## [TASK BRIEF]
Each entry below is to be given again word for word, with no pictures.

## [DATA RECORDS]

= = = = = = =

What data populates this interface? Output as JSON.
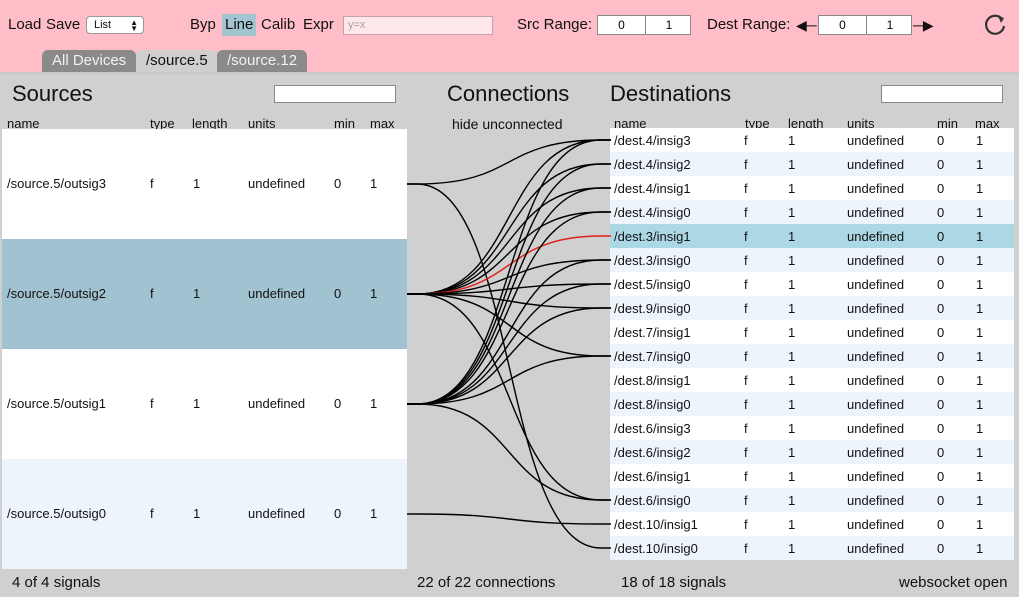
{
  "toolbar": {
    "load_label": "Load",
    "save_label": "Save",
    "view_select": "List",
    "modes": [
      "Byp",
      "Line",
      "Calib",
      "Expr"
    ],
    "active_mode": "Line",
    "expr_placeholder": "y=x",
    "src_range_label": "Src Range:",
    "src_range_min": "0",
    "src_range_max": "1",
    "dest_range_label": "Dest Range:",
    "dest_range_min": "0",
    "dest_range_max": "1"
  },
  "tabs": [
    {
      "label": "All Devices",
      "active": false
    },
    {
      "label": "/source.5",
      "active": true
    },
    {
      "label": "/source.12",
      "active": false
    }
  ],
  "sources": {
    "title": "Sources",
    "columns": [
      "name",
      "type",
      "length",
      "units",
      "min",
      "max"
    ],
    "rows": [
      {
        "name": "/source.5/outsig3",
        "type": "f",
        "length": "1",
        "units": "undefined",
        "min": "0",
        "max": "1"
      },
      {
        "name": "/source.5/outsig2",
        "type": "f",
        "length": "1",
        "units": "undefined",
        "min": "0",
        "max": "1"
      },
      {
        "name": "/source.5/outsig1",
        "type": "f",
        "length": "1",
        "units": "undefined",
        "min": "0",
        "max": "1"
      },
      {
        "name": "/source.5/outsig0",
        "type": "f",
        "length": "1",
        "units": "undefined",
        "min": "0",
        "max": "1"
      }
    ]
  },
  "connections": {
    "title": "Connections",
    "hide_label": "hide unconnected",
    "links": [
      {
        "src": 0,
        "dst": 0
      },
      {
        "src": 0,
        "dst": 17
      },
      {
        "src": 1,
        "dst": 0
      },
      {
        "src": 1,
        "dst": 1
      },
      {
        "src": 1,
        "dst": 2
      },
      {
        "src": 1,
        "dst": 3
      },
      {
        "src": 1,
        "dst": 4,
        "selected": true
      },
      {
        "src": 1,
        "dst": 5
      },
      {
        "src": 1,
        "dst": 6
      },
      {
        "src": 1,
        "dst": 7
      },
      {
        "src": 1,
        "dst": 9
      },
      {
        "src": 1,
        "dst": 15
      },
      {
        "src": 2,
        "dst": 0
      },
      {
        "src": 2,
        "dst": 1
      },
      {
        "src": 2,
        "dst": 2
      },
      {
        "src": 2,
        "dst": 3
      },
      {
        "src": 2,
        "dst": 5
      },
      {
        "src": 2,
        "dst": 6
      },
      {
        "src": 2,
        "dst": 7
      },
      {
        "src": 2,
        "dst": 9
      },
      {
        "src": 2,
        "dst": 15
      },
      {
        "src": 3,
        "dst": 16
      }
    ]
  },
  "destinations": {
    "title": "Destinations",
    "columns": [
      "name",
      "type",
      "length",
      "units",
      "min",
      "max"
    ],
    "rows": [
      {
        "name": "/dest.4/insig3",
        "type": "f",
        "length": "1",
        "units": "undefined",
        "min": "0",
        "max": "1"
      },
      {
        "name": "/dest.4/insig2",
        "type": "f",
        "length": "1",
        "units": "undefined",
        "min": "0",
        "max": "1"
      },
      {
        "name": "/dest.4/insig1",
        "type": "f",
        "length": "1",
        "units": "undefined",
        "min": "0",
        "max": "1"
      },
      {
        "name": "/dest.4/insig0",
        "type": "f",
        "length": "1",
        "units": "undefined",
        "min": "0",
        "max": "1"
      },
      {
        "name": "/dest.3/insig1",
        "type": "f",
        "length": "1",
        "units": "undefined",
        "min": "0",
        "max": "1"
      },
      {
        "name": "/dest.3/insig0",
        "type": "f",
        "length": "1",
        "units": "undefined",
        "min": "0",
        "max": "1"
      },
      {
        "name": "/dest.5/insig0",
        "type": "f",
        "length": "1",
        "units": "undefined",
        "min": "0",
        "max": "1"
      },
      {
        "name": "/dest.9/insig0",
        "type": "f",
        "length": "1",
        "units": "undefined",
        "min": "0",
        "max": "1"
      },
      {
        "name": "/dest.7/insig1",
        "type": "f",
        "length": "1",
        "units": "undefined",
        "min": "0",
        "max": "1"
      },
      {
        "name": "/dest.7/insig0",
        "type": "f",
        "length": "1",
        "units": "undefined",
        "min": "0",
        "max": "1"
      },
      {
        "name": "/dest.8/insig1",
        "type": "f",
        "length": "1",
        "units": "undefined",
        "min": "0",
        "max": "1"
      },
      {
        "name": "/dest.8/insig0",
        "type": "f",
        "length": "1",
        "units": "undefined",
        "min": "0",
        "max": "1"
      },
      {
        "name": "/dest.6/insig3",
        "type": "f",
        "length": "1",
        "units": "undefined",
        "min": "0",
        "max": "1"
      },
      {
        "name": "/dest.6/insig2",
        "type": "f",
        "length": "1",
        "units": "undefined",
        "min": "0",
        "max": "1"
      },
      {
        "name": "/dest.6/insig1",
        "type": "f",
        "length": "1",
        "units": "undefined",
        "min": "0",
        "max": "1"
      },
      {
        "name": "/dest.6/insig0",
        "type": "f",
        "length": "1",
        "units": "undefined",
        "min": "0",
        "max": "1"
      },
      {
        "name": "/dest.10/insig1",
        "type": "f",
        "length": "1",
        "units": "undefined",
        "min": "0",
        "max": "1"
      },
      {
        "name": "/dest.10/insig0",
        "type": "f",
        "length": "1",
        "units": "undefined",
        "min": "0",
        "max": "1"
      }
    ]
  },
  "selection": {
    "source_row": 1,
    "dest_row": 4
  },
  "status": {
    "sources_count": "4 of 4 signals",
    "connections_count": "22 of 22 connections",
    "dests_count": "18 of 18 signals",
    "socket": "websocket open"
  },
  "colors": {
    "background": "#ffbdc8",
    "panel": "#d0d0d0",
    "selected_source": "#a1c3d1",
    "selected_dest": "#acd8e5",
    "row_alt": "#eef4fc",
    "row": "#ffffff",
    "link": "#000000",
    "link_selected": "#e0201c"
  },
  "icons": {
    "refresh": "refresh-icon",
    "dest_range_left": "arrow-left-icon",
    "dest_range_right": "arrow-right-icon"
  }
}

= = = = = = =

## [ANSWER FOR THIS EXERCISE]
What data populates this interface? Output as JSON.
{
  "toolbar": {
    "load_label": "Load",
    "save_label": "Save",
    "view_select": "List",
    "modes": [
      "Byp",
      "Line",
      "Calib",
      "Expr"
    ],
    "active_mode": "Line",
    "expr_placeholder": "y=x",
    "src_range_label": "Src Range:",
    "src_range_min": "0",
    "src_range_max": "1",
    "dest_range_label": "Dest Range:",
    "dest_range_min": "0",
    "dest_range_max": "1"
  },
  "tabs": [
    {
      "label": "All Devices",
      "active": false
    },
    {
      "label": "/source.5",
      "active": true
    },
    {
      "label": "/source.12",
      "active": false
    }
  ],
  "sources": {
    "title": "Sources",
    "columns": [
      "name",
      "type",
      "length",
      "units",
      "min",
      "max"
    ],
    "rows": [
      {
        "name": "/source.5/outsig3",
        "type": "f",
        "length": "1",
        "units": "undefined",
        "min": "0",
        "max": "1"
      },
      {
        "name": "/source.5/outsig2",
        "type": "f",
        "length": "1",
        "units": "undefined",
        "min": "0",
        "max": "1"
      },
      {
        "name": "/source.5/outsig1",
        "type": "f",
        "length": "1",
        "units": "undefined",
        "min": "0",
        "max": "1"
      },
      {
        "name": "/source.5/outsig0",
        "type": "f",
        "length": "1",
        "units": "undefined",
        "min": "0",
        "max": "1"
      }
    ]
  },
  "connections": {
    "title": "Connections",
    "hide_label": "hide unconnected",
    "links": [
      {
        "src": 0,
        "dst": 0
      },
      {
        "src": 0,
        "dst": 17
      },
      {
        "src": 1,
        "dst": 0
      },
      {
        "src": 1,
        "dst": 1
      },
      {
        "src": 1,
        "dst": 2
      },
      {
        "src": 1,
        "dst": 3
      },
      {
        "src": 1,
        "dst": 4,
        "selected": true
      },
      {
        "src": 1,
        "dst": 5
      },
      {
        "src": 1,
        "dst": 6
      },
      {
        "src": 1,
        "dst": 7
      },
      {
        "src": 1,
        "dst": 9
      },
      {
        "src": 1,
        "dst": 15
      },
      {
        "src": 2,
        "dst": 0
      },
      {
        "src": 2,
        "dst": 1
      },
      {
        "src": 2,
        "dst": 2
      },
      {
        "src": 2,
        "dst": 3
      },
      {
        "src": 2,
        "dst": 5
      },
      {
        "src": 2,
        "dst": 6
      },
      {
        "src": 2,
        "dst": 7
      },
      {
        "src": 2,
        "dst": 9
      },
      {
        "src": 2,
        "dst": 15
      },
      {
        "src": 3,
        "dst": 16
      }
    ]
  },
  "destinations": {
    "title": "Destinations",
    "columns": [
      "name",
      "type",
      "length",
      "units",
      "min",
      "max"
    ],
    "rows": [
      {
        "name": "/dest.4/insig3",
        "type": "f",
        "length": "1",
        "units": "undefined",
        "min": "0",
        "max": "1"
      },
      {
        "name": "/dest.4/insig2",
        "type": "f",
        "length": "1",
        "units": "undefined",
        "min": "0",
        "max": "1"
      },
      {
        "name": "/dest.4/insig1",
        "type": "f",
        "length": "1",
        "units": "undefined",
        "min": "0",
        "max": "1"
      },
      {
        "name": "/dest.4/insig0",
        "type": "f",
        "length": "1",
        "units": "undefined",
        "min": "0",
        "max": "1"
      },
      {
        "name": "/dest.3/insig1",
        "type": "f",
        "length": "1",
        "units": "undefined",
        "min": "0",
        "max": "1"
      },
      {
        "name": "/dest.3/insig0",
        "type": "f",
        "length": "1",
        "units": "undefined",
        "min": "0",
        "max": "1"
      },
      {
        "name": "/dest.5/insig0",
        "type": "f",
        "length": "1",
        "units": "undefined",
        "min": "0",
        "max": "1"
      },
      {
        "name": "/dest.9/insig0",
        "type": "f",
        "length": "1",
        "units": "undefined",
        "min": "0",
        "max": "1"
      },
      {
        "name": "/dest.7/insig1",
        "type": "f",
        "length": "1",
        "units": "undefined",
        "min": "0",
        "max": "1"
      },
      {
        "name": "/dest.7/insig0",
        "type": "f",
        "length": "1",
        "units": "undefined",
        "min": "0",
        "max": "1"
      },
      {
        "name": "/dest.8/insig1",
        "type": "f",
        "length": "1",
        "units": "undefined",
        "min": "0",
        "max": "1"
      },
      {
        "name": "/dest.8/insig0",
        "type": "f",
        "length": "1",
        "units": "undefined",
        "min": "0",
        "max": "1"
      },
      {
        "name": "/dest.6/insig3",
        "type": "f",
        "length": "1",
        "units": "undefined",
        "min": "0",
        "max": "1"
      },
      {
        "name": "/dest.6/insig2",
        "type": "f",
        "length": "1",
        "units": "undefined",
        "min": "0",
        "max": "1"
      },
      {
        "name": "/dest.6/insig1",
        "type": "f",
        "length": "1",
        "units": "undefined",
        "min": "0",
        "max": "1"
      },
      {
        "name": "/dest.6/insig0",
        "type": "f",
        "length": "1",
        "units": "undefined",
        "min": "0",
        "max": "1"
      },
      {
        "name": "/dest.10/insig1",
        "type": "f",
        "length": "1",
        "units": "undefined",
        "min": "0",
        "max": "1"
      },
      {
        "name": "/dest.10/insig0",
        "type": "f",
        "length": "1",
        "units": "undefined",
        "min": "0",
        "max": "1"
      }
    ]
  },
  "selection": {
    "source_row": 1,
    "dest_row": 4
  },
  "status": {
    "sources_count": "4 of 4 signals",
    "connections_count": "22 of 22 connections",
    "dests_count": "18 of 18 signals",
    "socket": "websocket open"
  },
  "colors": {
    "background": "#ffbdc8",
    "panel": "#d0d0d0",
    "selected_source": "#a1c3d1",
    "selected_dest": "#acd8e5",
    "row_alt": "#eef4fc",
    "row": "#ffffff",
    "link": "#000000",
    "link_selected": "#e0201c"
  },
  "icons": {
    "refresh": "refresh-icon",
    "dest_range_left": "arrow-left-icon",
    "dest_range_right": "arrow-right-icon"
  }
}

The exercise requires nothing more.